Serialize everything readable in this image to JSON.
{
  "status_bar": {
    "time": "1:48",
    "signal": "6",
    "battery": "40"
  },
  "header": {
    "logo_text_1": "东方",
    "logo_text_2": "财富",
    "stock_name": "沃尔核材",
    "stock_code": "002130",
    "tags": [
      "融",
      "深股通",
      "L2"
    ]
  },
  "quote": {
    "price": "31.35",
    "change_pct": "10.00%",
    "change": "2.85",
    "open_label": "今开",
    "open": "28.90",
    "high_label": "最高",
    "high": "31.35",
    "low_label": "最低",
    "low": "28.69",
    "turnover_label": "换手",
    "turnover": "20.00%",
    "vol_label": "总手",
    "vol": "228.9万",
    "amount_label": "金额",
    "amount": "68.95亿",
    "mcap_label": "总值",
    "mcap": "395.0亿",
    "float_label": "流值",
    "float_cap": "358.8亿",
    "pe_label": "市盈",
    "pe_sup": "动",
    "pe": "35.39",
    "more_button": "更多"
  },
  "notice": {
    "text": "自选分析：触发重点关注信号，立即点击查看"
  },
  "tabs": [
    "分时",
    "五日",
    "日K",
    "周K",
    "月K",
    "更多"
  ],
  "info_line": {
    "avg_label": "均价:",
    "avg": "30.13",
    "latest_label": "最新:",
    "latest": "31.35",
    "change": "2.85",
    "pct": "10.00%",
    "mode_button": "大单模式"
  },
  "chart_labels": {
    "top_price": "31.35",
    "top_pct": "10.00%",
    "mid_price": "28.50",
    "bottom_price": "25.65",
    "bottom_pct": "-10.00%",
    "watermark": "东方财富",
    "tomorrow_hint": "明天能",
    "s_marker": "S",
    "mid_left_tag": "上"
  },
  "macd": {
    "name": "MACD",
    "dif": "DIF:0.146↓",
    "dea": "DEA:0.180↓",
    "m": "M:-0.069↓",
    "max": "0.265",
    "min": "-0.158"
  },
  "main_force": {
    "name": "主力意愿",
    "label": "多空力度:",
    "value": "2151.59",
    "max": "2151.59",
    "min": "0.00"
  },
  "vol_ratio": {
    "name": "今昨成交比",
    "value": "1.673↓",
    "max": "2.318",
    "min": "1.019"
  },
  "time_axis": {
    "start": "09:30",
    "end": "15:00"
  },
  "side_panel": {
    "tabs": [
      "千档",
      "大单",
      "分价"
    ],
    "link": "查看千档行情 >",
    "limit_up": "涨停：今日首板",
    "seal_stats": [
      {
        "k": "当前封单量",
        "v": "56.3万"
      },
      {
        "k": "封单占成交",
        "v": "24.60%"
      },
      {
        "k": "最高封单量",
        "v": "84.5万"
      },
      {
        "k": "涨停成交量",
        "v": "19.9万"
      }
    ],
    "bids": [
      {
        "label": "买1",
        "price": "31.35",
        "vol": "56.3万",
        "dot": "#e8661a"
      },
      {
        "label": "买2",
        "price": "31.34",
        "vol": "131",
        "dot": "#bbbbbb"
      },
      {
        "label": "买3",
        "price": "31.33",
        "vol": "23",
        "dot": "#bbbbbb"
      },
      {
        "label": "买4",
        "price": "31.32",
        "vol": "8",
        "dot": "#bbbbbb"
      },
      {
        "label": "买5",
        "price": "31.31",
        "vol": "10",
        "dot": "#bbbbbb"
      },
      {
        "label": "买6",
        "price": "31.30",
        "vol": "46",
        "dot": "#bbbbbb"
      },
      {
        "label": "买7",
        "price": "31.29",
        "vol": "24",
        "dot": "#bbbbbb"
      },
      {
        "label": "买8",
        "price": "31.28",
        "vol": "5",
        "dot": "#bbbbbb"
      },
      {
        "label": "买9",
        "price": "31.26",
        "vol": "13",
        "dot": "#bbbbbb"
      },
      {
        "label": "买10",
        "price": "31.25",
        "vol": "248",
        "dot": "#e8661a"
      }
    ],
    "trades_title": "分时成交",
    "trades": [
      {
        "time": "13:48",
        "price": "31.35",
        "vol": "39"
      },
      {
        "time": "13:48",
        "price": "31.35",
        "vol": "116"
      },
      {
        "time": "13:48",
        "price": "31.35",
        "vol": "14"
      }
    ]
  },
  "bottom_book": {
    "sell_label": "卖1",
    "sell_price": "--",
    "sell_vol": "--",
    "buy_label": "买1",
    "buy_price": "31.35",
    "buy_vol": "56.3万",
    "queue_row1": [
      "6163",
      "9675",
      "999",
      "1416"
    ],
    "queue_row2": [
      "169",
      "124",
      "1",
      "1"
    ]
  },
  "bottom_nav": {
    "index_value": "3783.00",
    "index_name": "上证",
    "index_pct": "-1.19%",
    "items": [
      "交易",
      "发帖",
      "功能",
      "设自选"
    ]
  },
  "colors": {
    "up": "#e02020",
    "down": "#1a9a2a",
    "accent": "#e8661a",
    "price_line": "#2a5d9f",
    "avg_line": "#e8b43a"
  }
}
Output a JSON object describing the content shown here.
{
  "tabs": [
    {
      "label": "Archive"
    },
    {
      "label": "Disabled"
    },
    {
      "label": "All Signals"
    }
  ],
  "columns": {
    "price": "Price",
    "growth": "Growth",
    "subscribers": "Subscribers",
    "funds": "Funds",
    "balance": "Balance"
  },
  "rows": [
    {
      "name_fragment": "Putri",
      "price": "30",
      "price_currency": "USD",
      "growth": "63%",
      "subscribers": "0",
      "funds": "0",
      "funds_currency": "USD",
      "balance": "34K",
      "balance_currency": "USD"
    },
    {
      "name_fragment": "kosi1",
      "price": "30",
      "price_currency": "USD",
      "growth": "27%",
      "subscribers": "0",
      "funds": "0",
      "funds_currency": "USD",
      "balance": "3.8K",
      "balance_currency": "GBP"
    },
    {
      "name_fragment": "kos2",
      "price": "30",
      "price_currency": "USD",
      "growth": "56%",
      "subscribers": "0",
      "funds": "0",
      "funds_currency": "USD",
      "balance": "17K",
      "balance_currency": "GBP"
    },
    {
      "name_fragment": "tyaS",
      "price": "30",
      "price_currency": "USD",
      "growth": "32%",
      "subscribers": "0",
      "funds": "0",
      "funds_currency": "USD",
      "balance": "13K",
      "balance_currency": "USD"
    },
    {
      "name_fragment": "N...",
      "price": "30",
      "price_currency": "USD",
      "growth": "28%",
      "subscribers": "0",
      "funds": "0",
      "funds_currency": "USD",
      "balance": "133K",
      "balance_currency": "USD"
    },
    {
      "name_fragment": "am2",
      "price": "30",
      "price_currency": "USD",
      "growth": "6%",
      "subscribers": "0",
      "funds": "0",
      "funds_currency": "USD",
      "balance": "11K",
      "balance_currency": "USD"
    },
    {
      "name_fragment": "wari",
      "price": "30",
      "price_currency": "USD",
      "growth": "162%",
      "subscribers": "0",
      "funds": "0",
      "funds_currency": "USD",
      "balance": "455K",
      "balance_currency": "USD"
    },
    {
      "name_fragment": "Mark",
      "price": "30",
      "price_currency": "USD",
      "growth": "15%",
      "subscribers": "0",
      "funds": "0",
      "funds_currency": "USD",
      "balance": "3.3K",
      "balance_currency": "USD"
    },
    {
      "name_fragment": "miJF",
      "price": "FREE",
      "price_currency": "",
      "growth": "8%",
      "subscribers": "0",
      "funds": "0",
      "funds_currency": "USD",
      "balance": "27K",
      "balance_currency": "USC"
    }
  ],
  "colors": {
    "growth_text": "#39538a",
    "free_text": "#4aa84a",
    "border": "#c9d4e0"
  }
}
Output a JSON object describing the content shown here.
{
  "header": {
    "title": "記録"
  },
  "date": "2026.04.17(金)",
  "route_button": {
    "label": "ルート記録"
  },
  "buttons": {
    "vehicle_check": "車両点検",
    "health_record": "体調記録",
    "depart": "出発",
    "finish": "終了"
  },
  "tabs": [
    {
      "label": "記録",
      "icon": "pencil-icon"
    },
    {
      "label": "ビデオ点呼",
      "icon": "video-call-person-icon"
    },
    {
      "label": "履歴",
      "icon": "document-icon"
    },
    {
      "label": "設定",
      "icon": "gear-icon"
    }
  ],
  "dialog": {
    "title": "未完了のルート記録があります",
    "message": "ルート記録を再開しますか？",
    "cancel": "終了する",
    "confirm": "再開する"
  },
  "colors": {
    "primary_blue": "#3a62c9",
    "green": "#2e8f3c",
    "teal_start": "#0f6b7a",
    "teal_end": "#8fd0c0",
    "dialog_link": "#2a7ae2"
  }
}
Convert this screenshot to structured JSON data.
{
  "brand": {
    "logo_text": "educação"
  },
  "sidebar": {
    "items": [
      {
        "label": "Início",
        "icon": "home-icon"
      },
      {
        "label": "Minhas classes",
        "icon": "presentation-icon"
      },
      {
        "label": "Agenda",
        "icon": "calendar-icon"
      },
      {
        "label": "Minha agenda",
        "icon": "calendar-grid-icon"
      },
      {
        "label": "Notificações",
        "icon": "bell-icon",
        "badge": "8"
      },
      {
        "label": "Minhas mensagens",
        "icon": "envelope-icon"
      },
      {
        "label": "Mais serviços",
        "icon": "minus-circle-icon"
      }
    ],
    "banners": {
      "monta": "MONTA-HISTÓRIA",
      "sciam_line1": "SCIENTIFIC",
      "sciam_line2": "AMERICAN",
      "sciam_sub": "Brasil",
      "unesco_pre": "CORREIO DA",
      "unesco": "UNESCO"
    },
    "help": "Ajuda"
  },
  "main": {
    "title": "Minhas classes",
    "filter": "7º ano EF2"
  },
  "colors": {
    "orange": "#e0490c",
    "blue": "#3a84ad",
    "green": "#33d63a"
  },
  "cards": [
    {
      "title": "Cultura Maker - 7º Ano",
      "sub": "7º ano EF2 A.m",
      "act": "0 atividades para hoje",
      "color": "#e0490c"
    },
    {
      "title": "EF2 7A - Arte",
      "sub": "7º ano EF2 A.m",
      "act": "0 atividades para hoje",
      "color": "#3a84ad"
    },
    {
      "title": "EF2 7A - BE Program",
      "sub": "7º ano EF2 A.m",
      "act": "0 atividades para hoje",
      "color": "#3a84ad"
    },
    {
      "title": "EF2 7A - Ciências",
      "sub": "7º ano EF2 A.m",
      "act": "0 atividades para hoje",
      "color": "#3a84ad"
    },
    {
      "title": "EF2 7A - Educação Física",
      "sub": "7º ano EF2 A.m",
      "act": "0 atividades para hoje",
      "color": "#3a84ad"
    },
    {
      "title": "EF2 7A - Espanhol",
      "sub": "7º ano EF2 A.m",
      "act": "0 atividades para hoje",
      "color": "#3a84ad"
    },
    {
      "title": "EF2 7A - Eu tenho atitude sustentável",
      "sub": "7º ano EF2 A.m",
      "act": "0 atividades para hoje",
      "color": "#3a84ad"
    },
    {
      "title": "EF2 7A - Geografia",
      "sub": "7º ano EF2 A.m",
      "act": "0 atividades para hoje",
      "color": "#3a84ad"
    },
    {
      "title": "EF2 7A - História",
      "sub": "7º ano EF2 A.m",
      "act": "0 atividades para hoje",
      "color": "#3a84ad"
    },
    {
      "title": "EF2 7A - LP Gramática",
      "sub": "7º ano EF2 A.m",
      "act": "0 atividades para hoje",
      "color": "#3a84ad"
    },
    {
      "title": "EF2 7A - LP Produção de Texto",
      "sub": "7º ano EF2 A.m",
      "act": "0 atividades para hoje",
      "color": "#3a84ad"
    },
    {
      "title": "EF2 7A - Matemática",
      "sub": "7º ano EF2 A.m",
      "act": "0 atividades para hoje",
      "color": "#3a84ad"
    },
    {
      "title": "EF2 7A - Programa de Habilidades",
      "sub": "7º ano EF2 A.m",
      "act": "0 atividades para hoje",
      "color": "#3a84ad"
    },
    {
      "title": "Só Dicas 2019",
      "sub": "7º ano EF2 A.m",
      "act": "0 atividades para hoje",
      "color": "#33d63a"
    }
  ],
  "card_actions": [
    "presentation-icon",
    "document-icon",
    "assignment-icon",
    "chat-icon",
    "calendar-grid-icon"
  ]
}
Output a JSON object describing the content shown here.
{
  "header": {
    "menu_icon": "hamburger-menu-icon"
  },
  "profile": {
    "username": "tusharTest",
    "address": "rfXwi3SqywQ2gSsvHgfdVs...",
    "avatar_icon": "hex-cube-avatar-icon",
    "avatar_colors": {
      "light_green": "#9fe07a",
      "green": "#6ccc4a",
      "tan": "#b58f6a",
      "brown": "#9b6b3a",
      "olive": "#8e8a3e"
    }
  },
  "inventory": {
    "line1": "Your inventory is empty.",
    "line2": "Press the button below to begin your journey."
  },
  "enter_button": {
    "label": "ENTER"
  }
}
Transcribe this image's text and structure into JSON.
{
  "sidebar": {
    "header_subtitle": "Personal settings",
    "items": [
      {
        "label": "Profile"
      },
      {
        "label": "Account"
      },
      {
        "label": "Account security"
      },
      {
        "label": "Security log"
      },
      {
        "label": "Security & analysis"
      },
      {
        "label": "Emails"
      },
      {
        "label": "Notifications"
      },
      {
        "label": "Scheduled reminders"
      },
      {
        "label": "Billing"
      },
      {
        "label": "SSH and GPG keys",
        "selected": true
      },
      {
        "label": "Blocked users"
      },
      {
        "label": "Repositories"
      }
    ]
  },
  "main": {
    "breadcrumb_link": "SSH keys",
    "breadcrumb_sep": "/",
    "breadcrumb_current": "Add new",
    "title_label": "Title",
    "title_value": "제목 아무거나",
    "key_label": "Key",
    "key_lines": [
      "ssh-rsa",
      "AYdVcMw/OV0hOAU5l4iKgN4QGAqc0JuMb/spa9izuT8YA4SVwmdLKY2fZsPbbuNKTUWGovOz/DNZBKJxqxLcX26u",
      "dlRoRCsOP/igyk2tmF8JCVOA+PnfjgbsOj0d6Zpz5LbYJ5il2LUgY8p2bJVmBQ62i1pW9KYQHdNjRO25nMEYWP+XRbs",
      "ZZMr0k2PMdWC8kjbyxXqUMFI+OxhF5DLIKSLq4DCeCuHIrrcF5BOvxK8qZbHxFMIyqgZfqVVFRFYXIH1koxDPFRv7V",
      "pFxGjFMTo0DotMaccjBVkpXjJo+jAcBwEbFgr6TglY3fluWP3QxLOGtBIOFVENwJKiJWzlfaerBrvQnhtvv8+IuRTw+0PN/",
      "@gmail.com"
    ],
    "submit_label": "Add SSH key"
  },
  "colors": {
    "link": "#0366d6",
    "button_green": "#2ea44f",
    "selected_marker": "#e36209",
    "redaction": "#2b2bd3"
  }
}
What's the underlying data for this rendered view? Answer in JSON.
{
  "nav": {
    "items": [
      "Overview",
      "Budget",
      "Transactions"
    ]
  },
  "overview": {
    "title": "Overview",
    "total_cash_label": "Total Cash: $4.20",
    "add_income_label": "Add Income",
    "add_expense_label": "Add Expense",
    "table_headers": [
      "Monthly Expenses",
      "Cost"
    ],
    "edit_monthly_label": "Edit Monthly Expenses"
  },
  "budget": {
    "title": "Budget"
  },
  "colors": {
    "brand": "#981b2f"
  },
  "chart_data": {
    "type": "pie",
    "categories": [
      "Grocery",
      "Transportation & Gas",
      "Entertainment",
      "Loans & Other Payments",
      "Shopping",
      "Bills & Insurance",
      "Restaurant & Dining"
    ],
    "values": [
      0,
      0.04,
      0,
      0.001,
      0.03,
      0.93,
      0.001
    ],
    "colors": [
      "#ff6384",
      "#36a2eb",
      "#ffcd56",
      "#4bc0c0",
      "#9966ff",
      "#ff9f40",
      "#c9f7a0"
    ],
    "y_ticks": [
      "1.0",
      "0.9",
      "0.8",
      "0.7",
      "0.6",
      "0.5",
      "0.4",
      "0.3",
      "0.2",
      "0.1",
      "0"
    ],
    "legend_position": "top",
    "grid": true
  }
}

+--

Stated task = Go through the listing above and list every line that has the word "presentation".

Reply to the exercise =
        "icon": "presentation-icon"
    "presentation-icon",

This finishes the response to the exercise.